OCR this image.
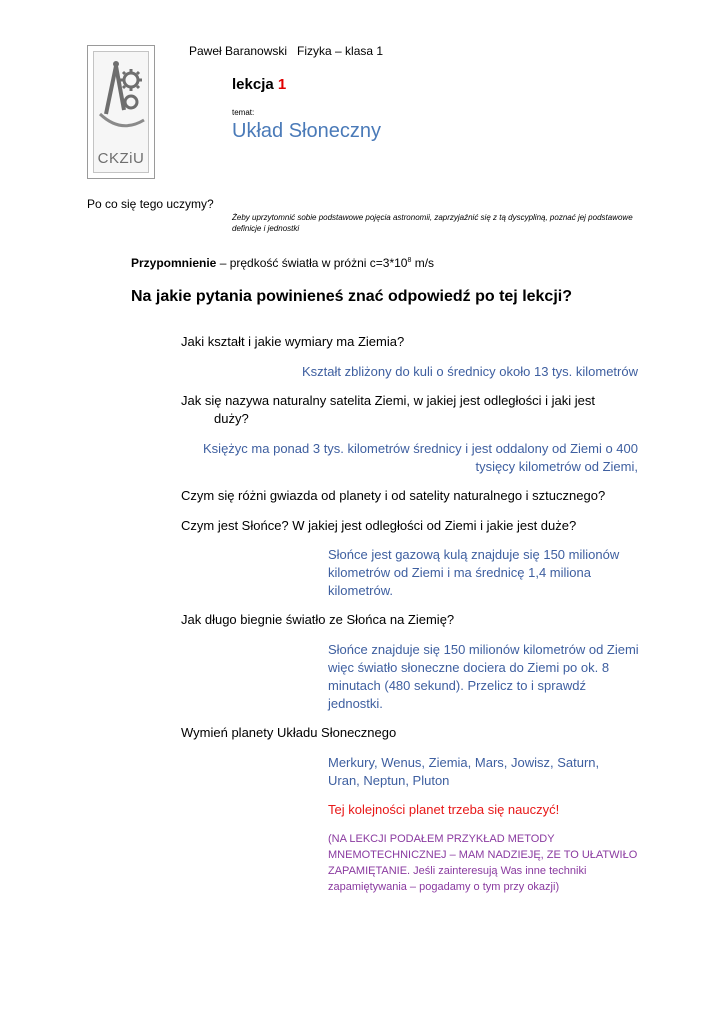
CKZiU
Paweł Baranowski   Fizyka – klasa 1
lekcja 1
temat:
Układ Słoneczny
Po co się tego uczymy?
Żeby uprzytomnić sobie podstawowe pojęcia astronomii, zaprzyjaźnić się z tą dyscypliną, poznać jej podstawowe definicje i jednostki
Przypomnienie – prędkość światła w próżni $c=3*10^8$ m/s
Na jakie pytania powinieneś znać odpowiedź po tej lekcji?
Jaki kształt i jakie wymiary ma Ziemia?
Kształt zbliżony do kuli o średnicy około 13 tys. kilometrów
Jak się nazywa naturalny satelita Ziemi, w jakiej jest odległości i jaki jest
duży?
Księżyc ma ponad 3 tys. kilometrów średnicy i jest oddalony od Ziemi o 400
tysięcy kilometrów od Ziemi,
Czym się różni gwiazda od planety i od satelity naturalnego i sztucznego?
Czym jest Słońce? W jakiej jest odległości od Ziemi i jakie jest duże?
Słońce jest gazową kulą znajduje się 150 milionów kilometrów od Ziemi i ma średnicę 1,4 miliona kilometrów.
Jak długo biegnie światło ze Słońca na Ziemię?
Słońce znajduje się 150 milionów kilometrów od Ziemi więc światło słoneczne dociera do Ziemi po ok. 8 minutach (480 sekund). Przelicz to i sprawdź jednostki.
Wymień planety Układu Słonecznego
Merkury, Wenus, Ziemia, Mars, Jowisz, Saturn, Uran, Neptun, Pluton
Tej kolejności planet trzeba się nauczyć!
(NA LEKCJI PODAŁEM PRZYKŁAD METODY MNEMOTECHNICZNEJ – MAM NADZIEJĘ, ZE TO UŁATWIŁO ZAPAMIĘTANIE. Jeśli zainteresują Was inne techniki zapamiętywania – pogadamy o tym przy okazji)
#####
Stated problem: Reproduce every record word for word. The copy must contain no pictures.

Final answer:
OCR this image.
CKZiU
Paweł Baranowski   Fizyka – klasa 1
lekcja 1
temat:
Układ Słoneczny
Po co się tego uczymy?
Żeby uprzytomnić sobie podstawowe pojęcia astronomii, zaprzyjaźnić się z tą dyscypliną, poznać jej podstawowe definicje i jednostki
Przypomnienie – prędkość światła w próżni $c=3*10^8$ m/s
Na jakie pytania powinieneś znać odpowiedź po tej lekcji?
Jaki kształt i jakie wymiary ma Ziemia?
Kształt zbliżony do kuli o średnicy około 13 tys. kilometrów
Jak się nazywa naturalny satelita Ziemi, w jakiej jest odległości i jaki jest
duży?
Księżyc ma ponad 3 tys. kilometrów średnicy i jest oddalony od Ziemi o 400
tysięcy kilometrów od Ziemi,
Czym się różni gwiazda od planety i od satelity naturalnego i sztucznego?
Czym jest Słońce? W jakiej jest odległości od Ziemi i jakie jest duże?
Słońce jest gazową kulą znajduje się 150 milionów kilometrów od Ziemi i ma średnicę 1,4 miliona kilometrów.
Jak długo biegnie światło ze Słońca na Ziemię?
Słońce znajduje się 150 milionów kilometrów od Ziemi więc światło słoneczne dociera do Ziemi po ok. 8 minutach (480 sekund). Przelicz to i sprawdź jednostki.
Wymień planety Układu Słonecznego
Merkury, Wenus, Ziemia, Mars, Jowisz, Saturn, Uran, Neptun, Pluton
Tej kolejności planet trzeba się nauczyć!
(NA LEKCJI PODAŁEM PRZYKŁAD METODY MNEMOTECHNICZNEJ – MAM NADZIEJĘ, ZE TO UŁATWIŁO ZAPAMIĘTANIE. Jeśli zainteresują Was inne techniki zapamiętywania – pogadamy o tym przy okazji)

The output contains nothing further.